* _WHAT TO PRODUCE_
Please transcribe the data that follows without the pictures, keeping every word the same.

* _DATA SECTION_
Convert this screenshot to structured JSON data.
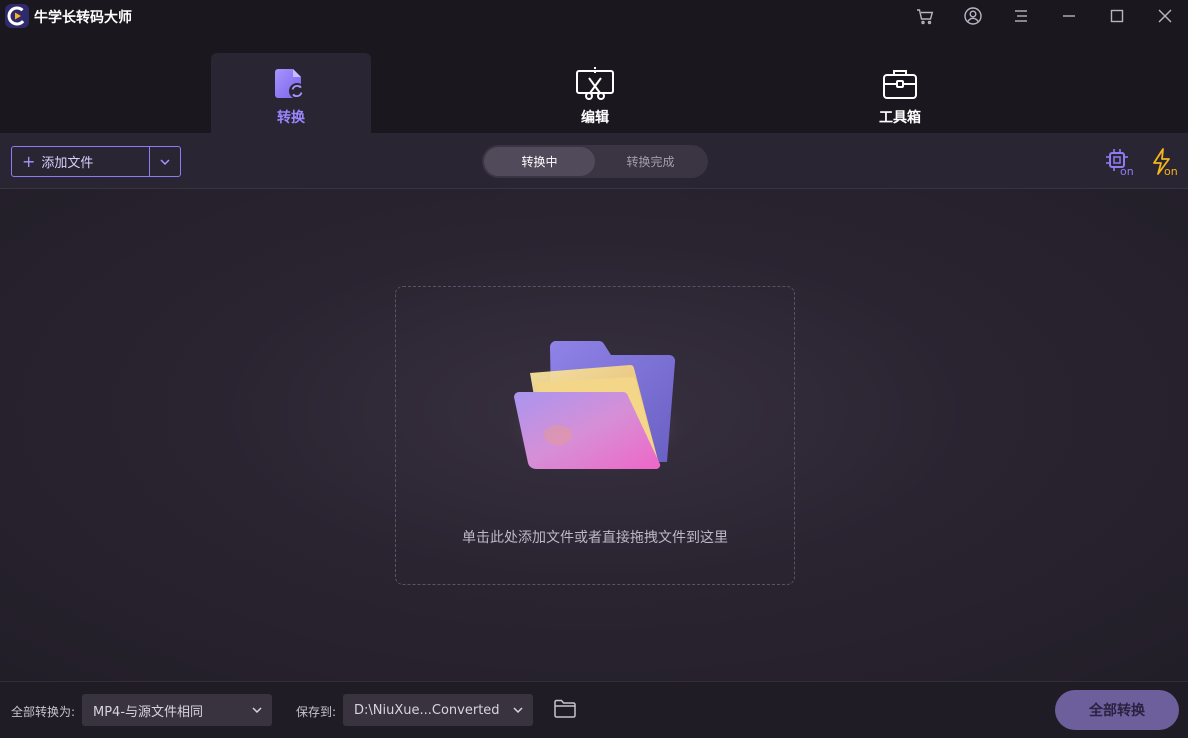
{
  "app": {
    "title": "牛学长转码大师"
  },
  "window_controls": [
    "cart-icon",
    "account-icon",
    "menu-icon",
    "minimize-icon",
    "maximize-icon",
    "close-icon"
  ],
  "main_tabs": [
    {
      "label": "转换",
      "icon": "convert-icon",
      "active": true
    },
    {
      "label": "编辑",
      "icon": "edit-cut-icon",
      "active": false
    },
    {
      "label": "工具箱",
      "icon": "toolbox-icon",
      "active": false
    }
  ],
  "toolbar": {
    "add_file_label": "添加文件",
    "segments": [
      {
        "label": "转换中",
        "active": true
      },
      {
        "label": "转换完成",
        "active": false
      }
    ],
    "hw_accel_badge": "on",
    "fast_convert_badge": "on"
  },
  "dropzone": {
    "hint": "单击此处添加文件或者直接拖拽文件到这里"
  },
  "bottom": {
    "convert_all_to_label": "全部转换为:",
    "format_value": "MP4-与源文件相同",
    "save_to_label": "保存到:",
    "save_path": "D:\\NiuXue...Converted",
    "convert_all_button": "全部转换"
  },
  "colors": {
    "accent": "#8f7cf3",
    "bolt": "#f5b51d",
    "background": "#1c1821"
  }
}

* _SOLUTION TO THIS PROBLEM_
Convert this screenshot to structured JSON data.
{
  "app": {
    "title": "牛学长转码大师"
  },
  "window_controls": [
    "cart-icon",
    "account-icon",
    "menu-icon",
    "minimize-icon",
    "maximize-icon",
    "close-icon"
  ],
  "main_tabs": [
    {
      "label": "转换",
      "icon": "convert-icon",
      "active": true
    },
    {
      "label": "编辑",
      "icon": "edit-cut-icon",
      "active": false
    },
    {
      "label": "工具箱",
      "icon": "toolbox-icon",
      "active": false
    }
  ],
  "toolbar": {
    "add_file_label": "添加文件",
    "segments": [
      {
        "label": "转换中",
        "active": true
      },
      {
        "label": "转换完成",
        "active": false
      }
    ],
    "hw_accel_badge": "on",
    "fast_convert_badge": "on"
  },
  "dropzone": {
    "hint": "单击此处添加文件或者直接拖拽文件到这里"
  },
  "bottom": {
    "convert_all_to_label": "全部转换为:",
    "format_value": "MP4-与源文件相同",
    "save_to_label": "保存到:",
    "save_path": "D:\\NiuXue...Converted",
    "convert_all_button": "全部转换"
  },
  "colors": {
    "accent": "#8f7cf3",
    "bolt": "#f5b51d",
    "background": "#1c1821"
  }
}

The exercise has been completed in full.